## START

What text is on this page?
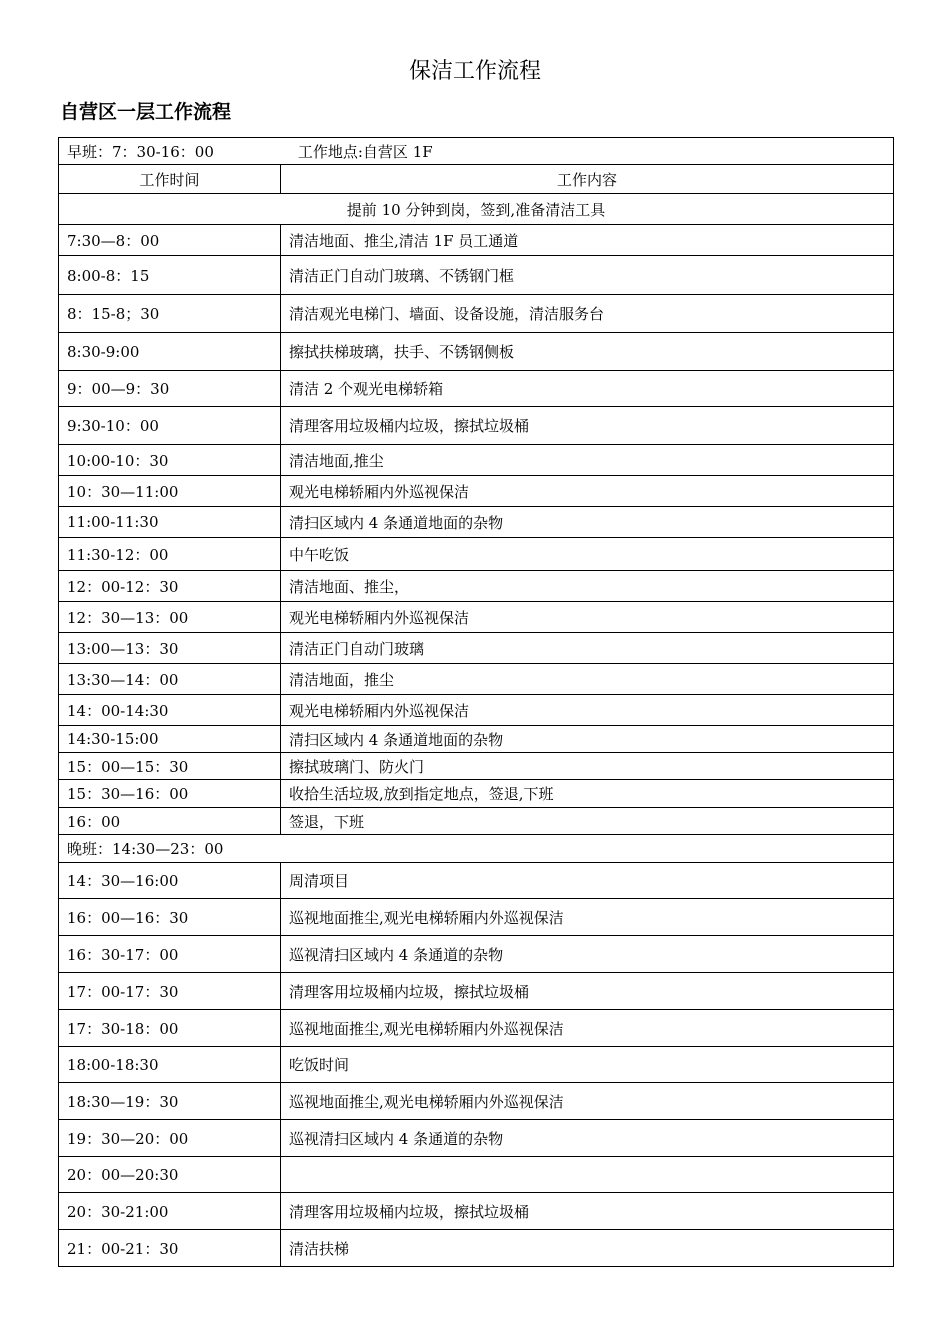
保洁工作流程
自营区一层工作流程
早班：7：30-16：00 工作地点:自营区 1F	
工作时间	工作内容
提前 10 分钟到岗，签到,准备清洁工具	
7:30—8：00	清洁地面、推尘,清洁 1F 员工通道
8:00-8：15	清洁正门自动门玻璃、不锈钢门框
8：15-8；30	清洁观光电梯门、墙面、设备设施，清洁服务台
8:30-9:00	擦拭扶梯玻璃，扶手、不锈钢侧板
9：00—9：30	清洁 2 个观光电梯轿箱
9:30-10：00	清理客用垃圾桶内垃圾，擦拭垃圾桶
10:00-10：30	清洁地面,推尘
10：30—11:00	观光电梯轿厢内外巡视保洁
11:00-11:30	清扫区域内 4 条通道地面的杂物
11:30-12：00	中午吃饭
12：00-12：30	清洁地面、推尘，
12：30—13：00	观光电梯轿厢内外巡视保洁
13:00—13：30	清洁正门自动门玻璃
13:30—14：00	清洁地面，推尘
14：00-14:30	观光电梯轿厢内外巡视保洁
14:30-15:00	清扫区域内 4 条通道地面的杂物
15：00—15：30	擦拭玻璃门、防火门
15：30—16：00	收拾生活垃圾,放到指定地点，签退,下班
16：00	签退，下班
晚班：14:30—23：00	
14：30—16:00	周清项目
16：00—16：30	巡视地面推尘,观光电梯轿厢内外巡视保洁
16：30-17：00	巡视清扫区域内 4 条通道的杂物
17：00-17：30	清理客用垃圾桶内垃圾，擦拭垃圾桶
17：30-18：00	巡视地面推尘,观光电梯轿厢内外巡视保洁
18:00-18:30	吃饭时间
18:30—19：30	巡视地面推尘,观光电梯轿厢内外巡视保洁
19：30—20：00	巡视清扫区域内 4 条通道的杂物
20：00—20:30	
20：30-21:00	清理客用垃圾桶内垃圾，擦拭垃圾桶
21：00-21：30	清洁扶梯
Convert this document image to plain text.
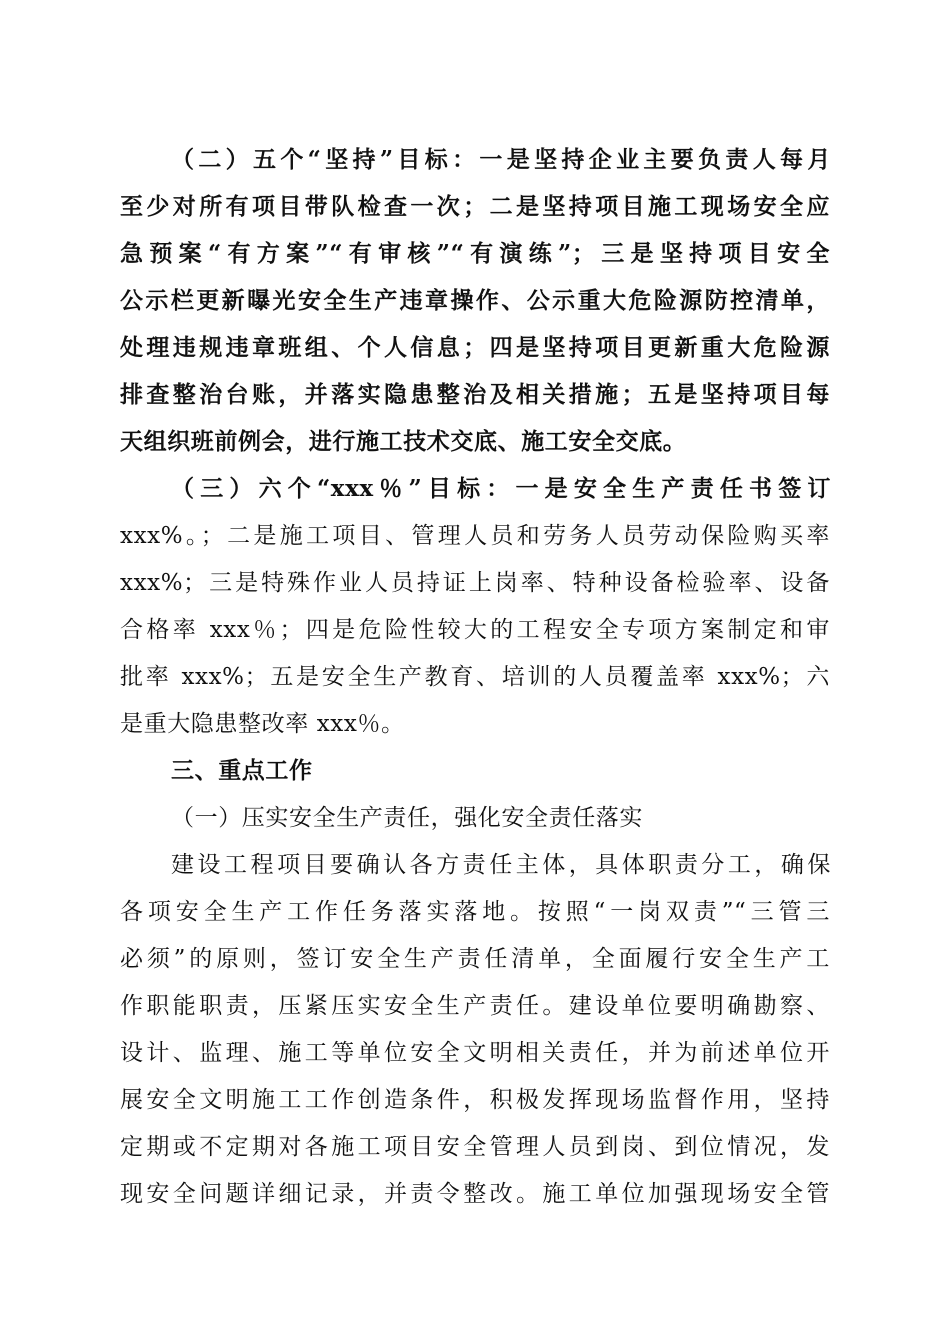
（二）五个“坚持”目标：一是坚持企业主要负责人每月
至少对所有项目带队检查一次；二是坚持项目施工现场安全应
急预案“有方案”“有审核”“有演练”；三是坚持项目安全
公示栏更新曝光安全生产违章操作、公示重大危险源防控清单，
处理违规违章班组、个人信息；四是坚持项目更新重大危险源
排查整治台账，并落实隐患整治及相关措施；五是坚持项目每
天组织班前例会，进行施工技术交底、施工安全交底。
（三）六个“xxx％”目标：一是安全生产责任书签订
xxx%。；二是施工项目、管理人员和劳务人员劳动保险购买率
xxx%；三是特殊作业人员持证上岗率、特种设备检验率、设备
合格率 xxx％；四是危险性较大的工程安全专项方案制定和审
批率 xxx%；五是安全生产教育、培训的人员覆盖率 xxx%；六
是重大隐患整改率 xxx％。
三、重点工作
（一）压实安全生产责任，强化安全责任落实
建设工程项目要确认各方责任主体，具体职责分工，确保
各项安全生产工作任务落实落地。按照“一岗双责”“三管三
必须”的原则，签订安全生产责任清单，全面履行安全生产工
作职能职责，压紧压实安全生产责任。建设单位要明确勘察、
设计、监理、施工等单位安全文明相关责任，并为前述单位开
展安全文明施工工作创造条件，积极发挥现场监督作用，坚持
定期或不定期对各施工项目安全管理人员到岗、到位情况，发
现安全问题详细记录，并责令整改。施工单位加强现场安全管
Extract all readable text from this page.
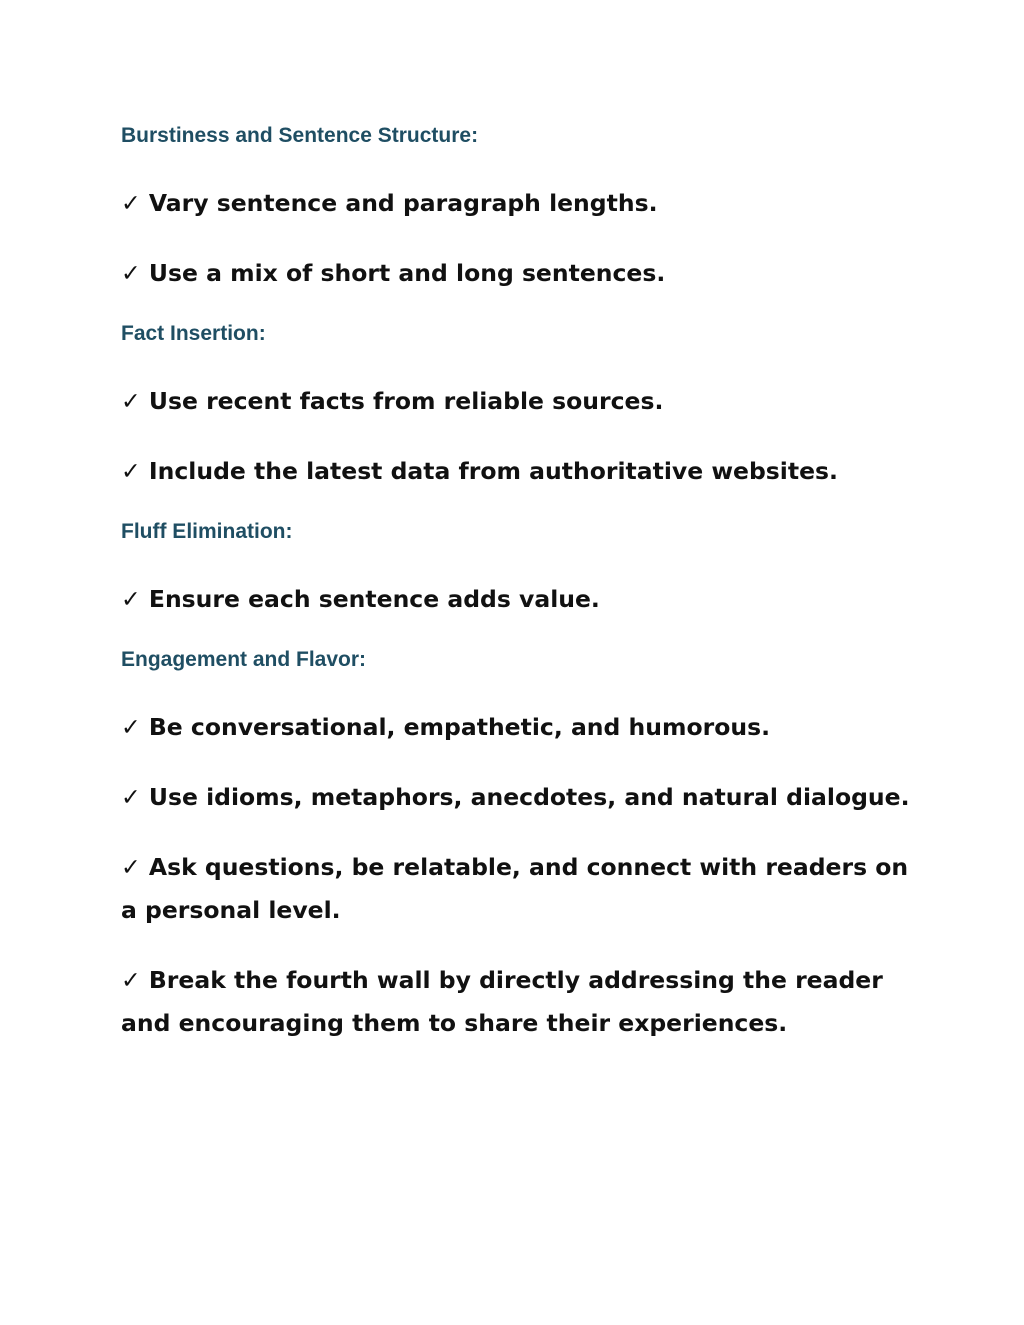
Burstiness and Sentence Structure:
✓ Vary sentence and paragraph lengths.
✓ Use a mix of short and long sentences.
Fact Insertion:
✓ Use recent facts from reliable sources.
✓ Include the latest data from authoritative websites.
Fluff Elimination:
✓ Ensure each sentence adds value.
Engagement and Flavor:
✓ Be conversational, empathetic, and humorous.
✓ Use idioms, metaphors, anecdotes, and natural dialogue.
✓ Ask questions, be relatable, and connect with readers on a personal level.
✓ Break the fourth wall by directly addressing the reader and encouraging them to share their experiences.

## END

Task instructions —
Go through the records. Copy each line where "from" appears.

Solution to this problem —
Extract all readable text from this page.
✓ Use recent facts from reliable sources.
✓ Include the latest data from authoritative websites.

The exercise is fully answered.